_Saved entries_
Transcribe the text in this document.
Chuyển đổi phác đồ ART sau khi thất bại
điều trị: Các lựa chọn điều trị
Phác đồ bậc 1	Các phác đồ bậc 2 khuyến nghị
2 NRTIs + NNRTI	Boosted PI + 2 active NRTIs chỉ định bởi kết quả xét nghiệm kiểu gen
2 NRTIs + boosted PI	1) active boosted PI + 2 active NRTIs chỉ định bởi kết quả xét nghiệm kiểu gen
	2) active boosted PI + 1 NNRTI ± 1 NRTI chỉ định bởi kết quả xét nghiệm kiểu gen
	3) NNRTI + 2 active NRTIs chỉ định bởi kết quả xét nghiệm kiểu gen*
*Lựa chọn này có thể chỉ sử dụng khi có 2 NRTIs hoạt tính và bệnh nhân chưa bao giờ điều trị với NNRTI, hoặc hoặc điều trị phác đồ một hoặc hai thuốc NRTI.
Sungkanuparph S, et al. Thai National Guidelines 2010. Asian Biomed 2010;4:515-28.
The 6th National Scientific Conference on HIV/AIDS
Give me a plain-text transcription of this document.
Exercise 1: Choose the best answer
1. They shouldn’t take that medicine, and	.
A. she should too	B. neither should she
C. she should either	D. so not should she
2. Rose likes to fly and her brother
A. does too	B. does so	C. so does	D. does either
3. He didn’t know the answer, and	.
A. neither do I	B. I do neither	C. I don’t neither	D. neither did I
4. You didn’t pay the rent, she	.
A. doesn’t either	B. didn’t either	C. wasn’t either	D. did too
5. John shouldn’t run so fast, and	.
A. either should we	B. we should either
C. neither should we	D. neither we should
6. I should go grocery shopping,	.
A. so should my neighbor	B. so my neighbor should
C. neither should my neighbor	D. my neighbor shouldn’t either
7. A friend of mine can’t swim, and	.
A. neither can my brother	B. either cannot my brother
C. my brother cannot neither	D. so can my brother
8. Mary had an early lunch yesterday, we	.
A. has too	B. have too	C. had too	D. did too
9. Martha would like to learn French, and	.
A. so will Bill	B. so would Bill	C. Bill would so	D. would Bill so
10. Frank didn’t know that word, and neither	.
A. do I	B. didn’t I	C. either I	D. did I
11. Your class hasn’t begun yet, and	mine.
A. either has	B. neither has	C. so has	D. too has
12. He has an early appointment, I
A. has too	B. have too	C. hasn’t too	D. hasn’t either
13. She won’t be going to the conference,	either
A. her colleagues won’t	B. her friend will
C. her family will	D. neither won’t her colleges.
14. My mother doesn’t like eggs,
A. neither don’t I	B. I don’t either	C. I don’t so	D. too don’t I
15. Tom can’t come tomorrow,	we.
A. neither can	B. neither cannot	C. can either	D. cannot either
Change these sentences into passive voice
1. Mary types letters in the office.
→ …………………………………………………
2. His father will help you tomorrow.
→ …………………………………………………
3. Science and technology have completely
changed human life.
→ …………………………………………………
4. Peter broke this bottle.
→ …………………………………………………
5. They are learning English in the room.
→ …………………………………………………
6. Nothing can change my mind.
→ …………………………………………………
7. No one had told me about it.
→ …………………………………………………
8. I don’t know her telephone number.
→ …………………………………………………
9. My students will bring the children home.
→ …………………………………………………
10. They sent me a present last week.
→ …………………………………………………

_Work required_
Repeat every entry exactly, please.

_Output for this task_
Transcribe the text in this document.
Chuyển đổi phác đồ ART sau khi thất bại
điều trị: Các lựa chọn điều trị
Phác đồ bậc 1	Các phác đồ bậc 2 khuyến nghị
2 NRTIs + NNRTI	Boosted PI + 2 active NRTIs chỉ định bởi kết quả xét nghiệm kiểu gen
2 NRTIs + boosted PI	1) active boosted PI + 2 active NRTIs chỉ định bởi kết quả xét nghiệm kiểu gen
	2) active boosted PI + 1 NNRTI ± 1 NRTI chỉ định bởi kết quả xét nghiệm kiểu gen
	3) NNRTI + 2 active NRTIs chỉ định bởi kết quả xét nghiệm kiểu gen*
*Lựa chọn này có thể chỉ sử dụng khi có 2 NRTIs hoạt tính và bệnh nhân chưa bao giờ điều trị với NNRTI, hoặc hoặc điều trị phác đồ một hoặc hai thuốc NRTI.
Sungkanuparph S, et al. Thai National Guidelines 2010. Asian Biomed 2010;4:515-28.
The 6th National Scientific Conference on HIV/AIDS
Give me a plain-text transcription of this document.
Exercise 1: Choose the best answer
1. They shouldn’t take that medicine, and	.
A. she should too	B. neither should she
C. she should either	D. so not should she
2. Rose likes to fly and her brother
A. does too	B. does so	C. so does	D. does either
3. He didn’t know the answer, and	.
A. neither do I	B. I do neither	C. I don’t neither	D. neither did I
4. You didn’t pay the rent, she	.
A. doesn’t either	B. didn’t either	C. wasn’t either	D. did too
5. John shouldn’t run so fast, and	.
A. either should we	B. we should either
C. neither should we	D. neither we should
6. I should go grocery shopping,	.
A. so should my neighbor	B. so my neighbor should
C. neither should my neighbor	D. my neighbor shouldn’t either
7. A friend of mine can’t swim, and	.
A. neither can my brother	B. either cannot my brother
C. my brother cannot neither	D. so can my brother
8. Mary had an early lunch yesterday, we	.
A. has too	B. have too	C. had too	D. did too
9. Martha would like to learn French, and	.
A. so will Bill	B. so would Bill	C. Bill would so	D. would Bill so
10. Frank didn’t know that word, and neither	.
A. do I	B. didn’t I	C. either I	D. did I
11. Your class hasn’t begun yet, and	mine.
A. either has	B. neither has	C. so has	D. too has
12. He has an early appointment, I
A. has too	B. have too	C. hasn’t too	D. hasn’t either
13. She won’t be going to the conference,	either
A. her colleagues won’t	B. her friend will
C. her family will	D. neither won’t her colleges.
14. My mother doesn’t like eggs,
A. neither don’t I	B. I don’t either	C. I don’t so	D. too don’t I
15. Tom can’t come tomorrow,	we.
A. neither can	B. neither cannot	C. can either	D. cannot either
Change these sentences into passive voice
1. Mary types letters in the office.
→ …………………………………………………
2. His father will help you tomorrow.
→ …………………………………………………
3. Science and technology have completely
changed human life.
→ …………………………………………………
4. Peter broke this bottle.
→ …………………………………………………
5. They are learning English in the room.
→ …………………………………………………
6. Nothing can change my mind.
→ …………………………………………………
7. No one had told me about it.
→ …………………………………………………
8. I don’t know her telephone number.
→ …………………………………………………
9. My students will bring the children home.
→ …………………………………………………
10. They sent me a present last week.
→ …………………………………………………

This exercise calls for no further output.